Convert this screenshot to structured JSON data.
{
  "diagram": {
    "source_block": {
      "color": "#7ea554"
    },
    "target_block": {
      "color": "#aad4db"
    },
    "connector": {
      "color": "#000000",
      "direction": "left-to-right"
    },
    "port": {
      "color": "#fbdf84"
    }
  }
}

**What is being asked:** Copy each entry exactly, with nothing added or dropped.

**The completed task:**
Convert this screenshot to structured JSON data.
{
  "diagram": {
    "source_block": {
      "color": "#7ea554"
    },
    "target_block": {
      "color": "#aad4db"
    },
    "connector": {
      "color": "#000000",
      "direction": "left-to-right"
    },
    "port": {
      "color": "#fbdf84"
    }
  }
}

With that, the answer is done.